Given request
Pull out every line of the listing below where "JSON" appears.

Figure record extracts:
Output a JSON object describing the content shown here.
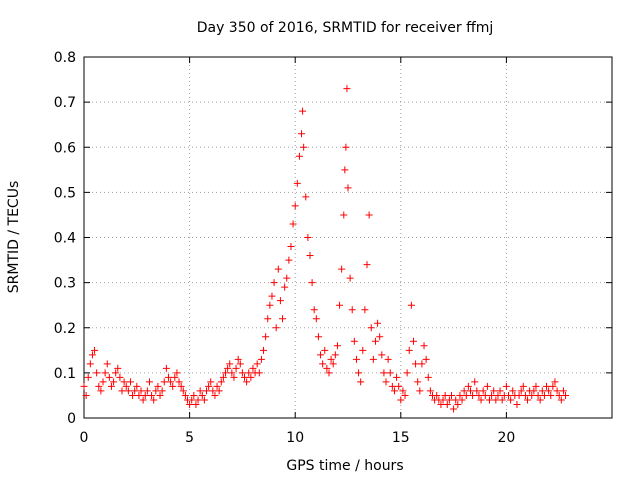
{
  "chart_data": {
    "type": "scatter",
    "title": "Day 350 of 2016, SRMTID for receiver ffmj",
    "xlabel": "GPS time / hours",
    "ylabel": "SRMTID / TECUs",
    "xlim": [
      0,
      25
    ],
    "ylim": [
      0,
      0.8
    ],
    "x_ticks": [
      0,
      5,
      10,
      15,
      20
    ],
    "x_tick_labels": [
      "0",
      "5",
      "10",
      "15",
      "20"
    ],
    "y_ticks": [
      0,
      0.1,
      0.2,
      0.3,
      0.4,
      0.5,
      0.6,
      0.7,
      0.8
    ],
    "y_tick_labels": [
      "0",
      "0.1",
      "0.2",
      "0.3",
      "0.4",
      "0.5",
      "0.6",
      "0.7",
      "0.8"
    ],
    "grid": true,
    "marker": "+",
    "color": "#ff0000",
    "series": [
      {
        "name": "SRMTID",
        "points": [
          [
            0.0,
            0.07
          ],
          [
            0.1,
            0.05
          ],
          [
            0.2,
            0.09
          ],
          [
            0.3,
            0.12
          ],
          [
            0.4,
            0.14
          ],
          [
            0.5,
            0.15
          ],
          [
            0.6,
            0.1
          ],
          [
            0.7,
            0.07
          ],
          [
            0.8,
            0.06
          ],
          [
            0.9,
            0.08
          ],
          [
            1.0,
            0.1
          ],
          [
            1.1,
            0.12
          ],
          [
            1.2,
            0.09
          ],
          [
            1.3,
            0.07
          ],
          [
            1.4,
            0.08
          ],
          [
            1.5,
            0.1
          ],
          [
            1.6,
            0.11
          ],
          [
            1.7,
            0.09
          ],
          [
            1.8,
            0.06
          ],
          [
            1.9,
            0.08
          ],
          [
            2.0,
            0.07
          ],
          [
            2.1,
            0.06
          ],
          [
            2.2,
            0.08
          ],
          [
            2.3,
            0.05
          ],
          [
            2.4,
            0.06
          ],
          [
            2.5,
            0.07
          ],
          [
            2.6,
            0.05
          ],
          [
            2.7,
            0.06
          ],
          [
            2.8,
            0.04
          ],
          [
            2.9,
            0.05
          ],
          [
            3.0,
            0.06
          ],
          [
            3.1,
            0.08
          ],
          [
            3.2,
            0.05
          ],
          [
            3.3,
            0.04
          ],
          [
            3.4,
            0.06
          ],
          [
            3.5,
            0.07
          ],
          [
            3.6,
            0.05
          ],
          [
            3.7,
            0.06
          ],
          [
            3.8,
            0.08
          ],
          [
            3.9,
            0.11
          ],
          [
            4.0,
            0.09
          ],
          [
            4.1,
            0.08
          ],
          [
            4.2,
            0.07
          ],
          [
            4.3,
            0.09
          ],
          [
            4.4,
            0.1
          ],
          [
            4.5,
            0.08
          ],
          [
            4.6,
            0.07
          ],
          [
            4.7,
            0.06
          ],
          [
            4.8,
            0.05
          ],
          [
            4.9,
            0.04
          ],
          [
            5.0,
            0.03
          ],
          [
            5.1,
            0.04
          ],
          [
            5.2,
            0.05
          ],
          [
            5.3,
            0.03
          ],
          [
            5.4,
            0.04
          ],
          [
            5.5,
            0.06
          ],
          [
            5.6,
            0.05
          ],
          [
            5.7,
            0.04
          ],
          [
            5.8,
            0.06
          ],
          [
            5.9,
            0.07
          ],
          [
            6.0,
            0.08
          ],
          [
            6.1,
            0.06
          ],
          [
            6.2,
            0.05
          ],
          [
            6.3,
            0.07
          ],
          [
            6.4,
            0.06
          ],
          [
            6.5,
            0.08
          ],
          [
            6.6,
            0.09
          ],
          [
            6.7,
            0.1
          ],
          [
            6.8,
            0.11
          ],
          [
            6.9,
            0.12
          ],
          [
            7.0,
            0.1
          ],
          [
            7.1,
            0.09
          ],
          [
            7.2,
            0.11
          ],
          [
            7.3,
            0.13
          ],
          [
            7.4,
            0.12
          ],
          [
            7.5,
            0.1
          ],
          [
            7.6,
            0.09
          ],
          [
            7.7,
            0.08
          ],
          [
            7.8,
            0.1
          ],
          [
            7.9,
            0.09
          ],
          [
            8.0,
            0.11
          ],
          [
            8.1,
            0.1
          ],
          [
            8.2,
            0.12
          ],
          [
            8.3,
            0.1
          ],
          [
            8.4,
            0.13
          ],
          [
            8.5,
            0.15
          ],
          [
            8.6,
            0.18
          ],
          [
            8.7,
            0.22
          ],
          [
            8.8,
            0.25
          ],
          [
            8.9,
            0.27
          ],
          [
            9.0,
            0.3
          ],
          [
            9.1,
            0.2
          ],
          [
            9.2,
            0.33
          ],
          [
            9.3,
            0.26
          ],
          [
            9.4,
            0.22
          ],
          [
            9.5,
            0.29
          ],
          [
            9.6,
            0.31
          ],
          [
            9.7,
            0.35
          ],
          [
            9.8,
            0.38
          ],
          [
            9.9,
            0.43
          ],
          [
            10.0,
            0.47
          ],
          [
            10.1,
            0.52
          ],
          [
            10.2,
            0.58
          ],
          [
            10.3,
            0.63
          ],
          [
            10.35,
            0.68
          ],
          [
            10.4,
            0.6
          ],
          [
            10.5,
            0.49
          ],
          [
            10.6,
            0.4
          ],
          [
            10.7,
            0.36
          ],
          [
            10.8,
            0.3
          ],
          [
            10.9,
            0.24
          ],
          [
            11.0,
            0.22
          ],
          [
            11.1,
            0.18
          ],
          [
            11.2,
            0.14
          ],
          [
            11.3,
            0.12
          ],
          [
            11.4,
            0.15
          ],
          [
            11.5,
            0.11
          ],
          [
            11.6,
            0.1
          ],
          [
            11.7,
            0.13
          ],
          [
            11.8,
            0.12
          ],
          [
            11.9,
            0.14
          ],
          [
            12.0,
            0.16
          ],
          [
            12.1,
            0.25
          ],
          [
            12.2,
            0.33
          ],
          [
            12.3,
            0.45
          ],
          [
            12.35,
            0.55
          ],
          [
            12.4,
            0.6
          ],
          [
            12.45,
            0.73
          ],
          [
            12.5,
            0.51
          ],
          [
            12.6,
            0.31
          ],
          [
            12.7,
            0.24
          ],
          [
            12.8,
            0.17
          ],
          [
            12.9,
            0.13
          ],
          [
            13.0,
            0.1
          ],
          [
            13.1,
            0.08
          ],
          [
            13.2,
            0.15
          ],
          [
            13.3,
            0.24
          ],
          [
            13.4,
            0.34
          ],
          [
            13.5,
            0.45
          ],
          [
            13.6,
            0.2
          ],
          [
            13.7,
            0.13
          ],
          [
            13.8,
            0.17
          ],
          [
            13.9,
            0.21
          ],
          [
            14.0,
            0.18
          ],
          [
            14.1,
            0.14
          ],
          [
            14.2,
            0.1
          ],
          [
            14.3,
            0.08
          ],
          [
            14.4,
            0.13
          ],
          [
            14.5,
            0.1
          ],
          [
            14.6,
            0.07
          ],
          [
            14.7,
            0.06
          ],
          [
            14.8,
            0.09
          ],
          [
            14.9,
            0.07
          ],
          [
            15.0,
            0.04
          ],
          [
            15.1,
            0.06
          ],
          [
            15.2,
            0.05
          ],
          [
            15.3,
            0.1
          ],
          [
            15.4,
            0.15
          ],
          [
            15.5,
            0.25
          ],
          [
            15.6,
            0.17
          ],
          [
            15.7,
            0.12
          ],
          [
            15.8,
            0.08
          ],
          [
            15.9,
            0.06
          ],
          [
            16.0,
            0.12
          ],
          [
            16.1,
            0.16
          ],
          [
            16.2,
            0.13
          ],
          [
            16.3,
            0.09
          ],
          [
            16.4,
            0.06
          ],
          [
            16.5,
            0.05
          ],
          [
            16.6,
            0.04
          ],
          [
            16.7,
            0.05
          ],
          [
            16.8,
            0.04
          ],
          [
            16.9,
            0.03
          ],
          [
            17.0,
            0.04
          ],
          [
            17.1,
            0.05
          ],
          [
            17.2,
            0.03
          ],
          [
            17.3,
            0.04
          ],
          [
            17.4,
            0.05
          ],
          [
            17.5,
            0.02
          ],
          [
            17.6,
            0.04
          ],
          [
            17.7,
            0.03
          ],
          [
            17.8,
            0.05
          ],
          [
            17.9,
            0.04
          ],
          [
            18.0,
            0.06
          ],
          [
            18.1,
            0.05
          ],
          [
            18.2,
            0.07
          ],
          [
            18.3,
            0.06
          ],
          [
            18.4,
            0.05
          ],
          [
            18.5,
            0.08
          ],
          [
            18.6,
            0.06
          ],
          [
            18.7,
            0.05
          ],
          [
            18.8,
            0.04
          ],
          [
            18.9,
            0.06
          ],
          [
            19.0,
            0.05
          ],
          [
            19.1,
            0.07
          ],
          [
            19.2,
            0.04
          ],
          [
            19.3,
            0.05
          ],
          [
            19.4,
            0.06
          ],
          [
            19.5,
            0.04
          ],
          [
            19.6,
            0.05
          ],
          [
            19.7,
            0.06
          ],
          [
            19.8,
            0.04
          ],
          [
            19.9,
            0.05
          ],
          [
            20.0,
            0.07
          ],
          [
            20.1,
            0.05
          ],
          [
            20.2,
            0.04
          ],
          [
            20.3,
            0.06
          ],
          [
            20.4,
            0.05
          ],
          [
            20.5,
            0.03
          ],
          [
            20.6,
            0.05
          ],
          [
            20.7,
            0.06
          ],
          [
            20.8,
            0.07
          ],
          [
            20.9,
            0.05
          ],
          [
            21.0,
            0.04
          ],
          [
            21.1,
            0.06
          ],
          [
            21.2,
            0.05
          ],
          [
            21.3,
            0.06
          ],
          [
            21.4,
            0.07
          ],
          [
            21.5,
            0.05
          ],
          [
            21.6,
            0.04
          ],
          [
            21.7,
            0.06
          ],
          [
            21.8,
            0.05
          ],
          [
            21.9,
            0.07
          ],
          [
            22.0,
            0.06
          ],
          [
            22.1,
            0.05
          ],
          [
            22.2,
            0.07
          ],
          [
            22.3,
            0.08
          ],
          [
            22.4,
            0.06
          ],
          [
            22.5,
            0.05
          ],
          [
            22.6,
            0.04
          ],
          [
            22.7,
            0.06
          ],
          [
            22.8,
            0.05
          ]
        ]
      }
    ]
  }
}
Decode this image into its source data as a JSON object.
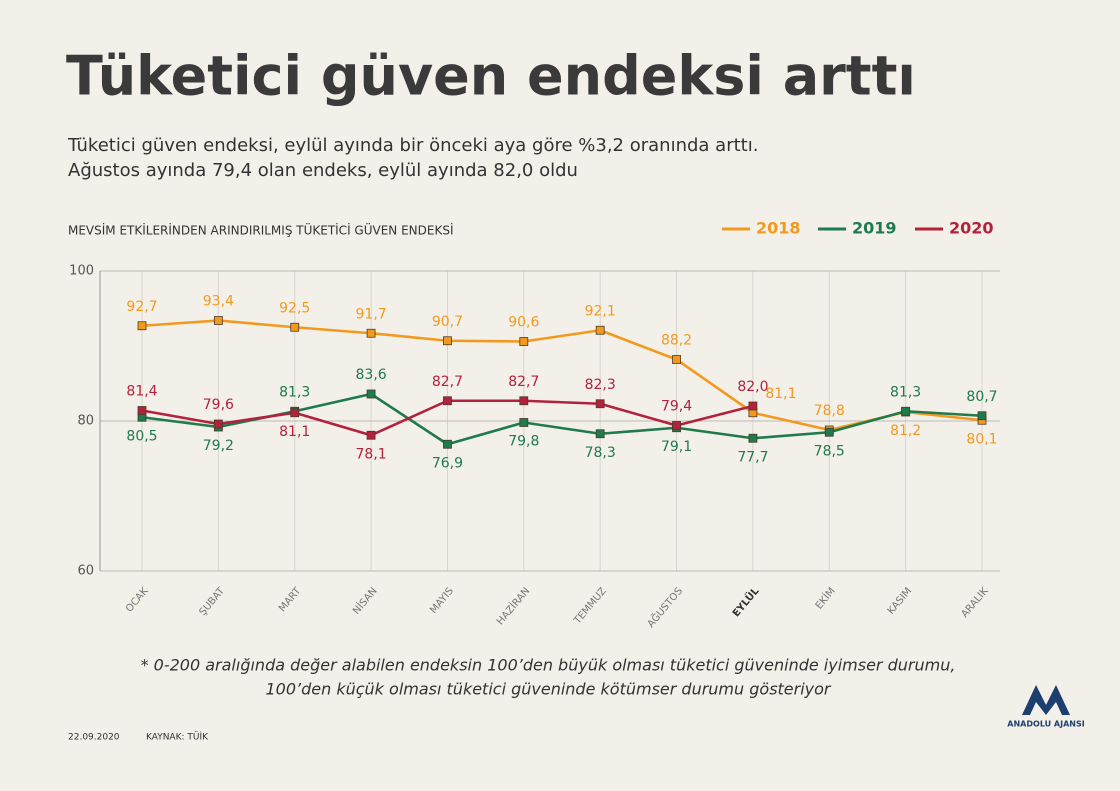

Written response
Output a JSON object describing the content shown here.
Decode this image into its source data as a JSON object.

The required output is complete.